* Begin Supplied records *
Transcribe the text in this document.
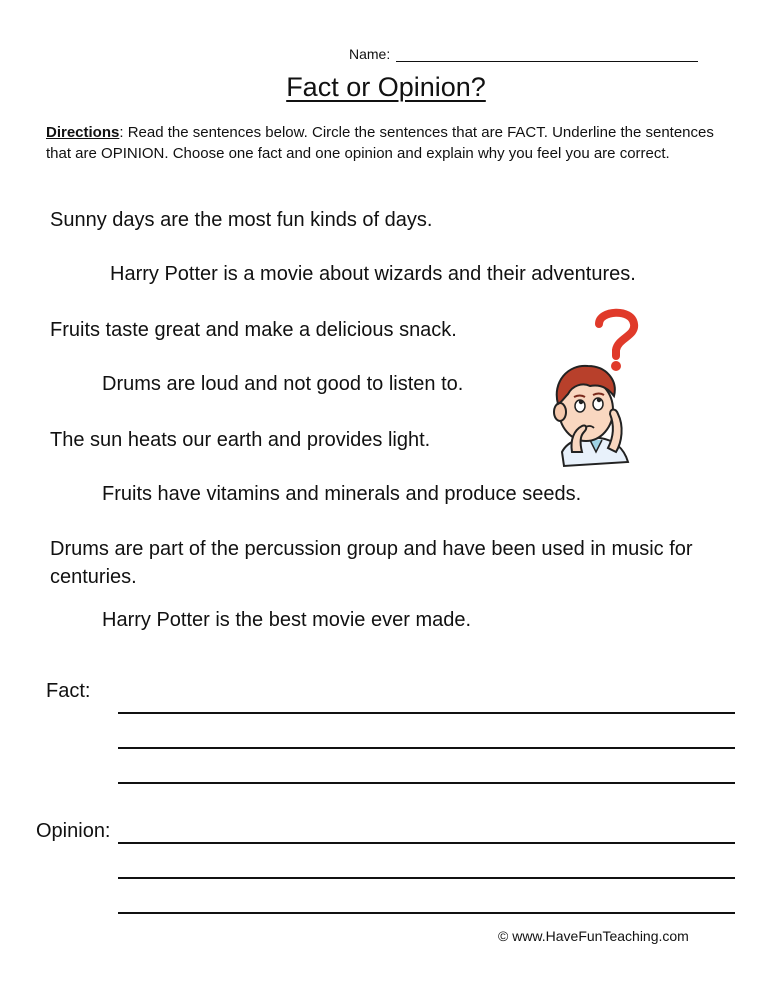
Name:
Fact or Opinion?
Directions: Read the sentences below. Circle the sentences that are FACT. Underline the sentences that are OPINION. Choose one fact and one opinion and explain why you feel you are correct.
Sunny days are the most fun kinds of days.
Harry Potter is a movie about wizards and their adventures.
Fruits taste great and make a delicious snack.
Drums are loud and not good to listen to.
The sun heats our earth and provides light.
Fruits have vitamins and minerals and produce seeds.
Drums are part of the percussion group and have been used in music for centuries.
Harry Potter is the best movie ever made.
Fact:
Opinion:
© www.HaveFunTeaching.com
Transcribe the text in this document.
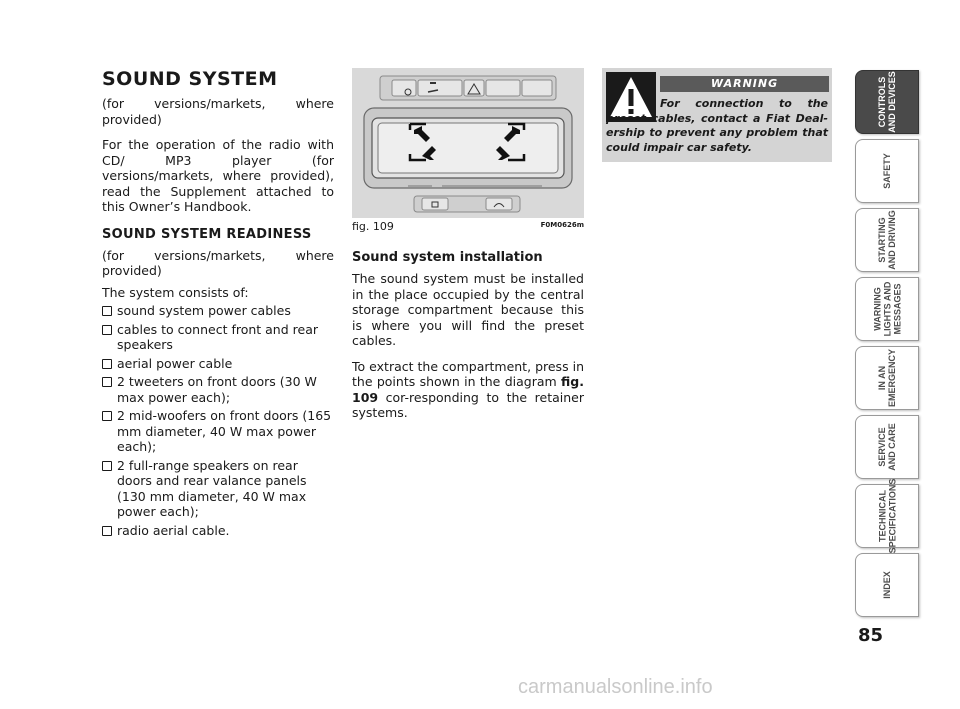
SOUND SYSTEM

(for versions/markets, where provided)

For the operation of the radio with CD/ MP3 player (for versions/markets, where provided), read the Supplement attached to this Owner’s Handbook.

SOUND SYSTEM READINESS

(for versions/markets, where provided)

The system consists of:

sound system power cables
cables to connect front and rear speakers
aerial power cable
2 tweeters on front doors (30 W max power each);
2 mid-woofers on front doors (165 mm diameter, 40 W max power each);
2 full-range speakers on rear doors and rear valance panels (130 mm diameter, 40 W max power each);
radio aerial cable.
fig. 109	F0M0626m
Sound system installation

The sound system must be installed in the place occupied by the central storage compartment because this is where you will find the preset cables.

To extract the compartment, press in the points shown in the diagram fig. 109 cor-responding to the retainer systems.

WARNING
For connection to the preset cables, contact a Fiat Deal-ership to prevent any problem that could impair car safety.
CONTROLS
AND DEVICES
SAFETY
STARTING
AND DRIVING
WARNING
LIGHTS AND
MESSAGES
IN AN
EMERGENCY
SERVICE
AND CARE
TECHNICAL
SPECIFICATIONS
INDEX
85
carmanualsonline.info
* End Supplied records *
> **Set problem**
Return the whole listing, word for word, and leave out every picture.

> **Answer to this task**
Transcribe the text in this document.
Name:
Fact or Opinion?
Directions: Read the sentences below. Circle the sentences that are FACT. Underline the sentences that are OPINION. Choose one fact and one opinion and explain why you feel you are correct.
Sunny days are the most fun kinds of days.
Harry Potter is a movie about wizards and their adventures.
Fruits taste great and make a delicious snack.
Drums are loud and not good to listen to.
The sun heats our earth and provides light.
Fruits have vitamins and minerals and produce seeds.
Drums are part of the percussion group and have been used in music for centuries.
Harry Potter is the best movie ever made.
Fact:
Opinion:
© www.HaveFunTeaching.com
Transcribe the text in this document.
SOUND SYSTEM

(for versions/markets, where provided)

For the operation of the radio with CD/ MP3 player (for versions/markets, where provided), read the Supplement attached to this Owner’s Handbook.

SOUND SYSTEM READINESS

(for versions/markets, where provided)

The system consists of:

sound system power cables
cables to connect front and rear speakers
aerial power cable
2 tweeters on front doors (30 W max power each);
2 mid-woofers on front doors (165 mm diameter, 40 W max power each);
2 full-range speakers on rear doors and rear valance panels (130 mm diameter, 40 W max power each);
radio aerial cable.
fig. 109	F0M0626m
Sound system installation

The sound system must be installed in the place occupied by the central storage compartment because this is where you will find the preset cables.

To extract the compartment, press in the points shown in the diagram fig. 109 cor-responding to the retainer systems.

WARNING
For connection to the preset cables, contact a Fiat Deal-ership to prevent any problem that could impair car safety.
CONTROLS
AND DEVICES
SAFETY
STARTING
AND DRIVING
WARNING
LIGHTS AND
MESSAGES
IN AN
EMERGENCY
SERVICE
AND CARE
TECHNICAL
SPECIFICATIONS
INDEX
85
carmanualsonline.info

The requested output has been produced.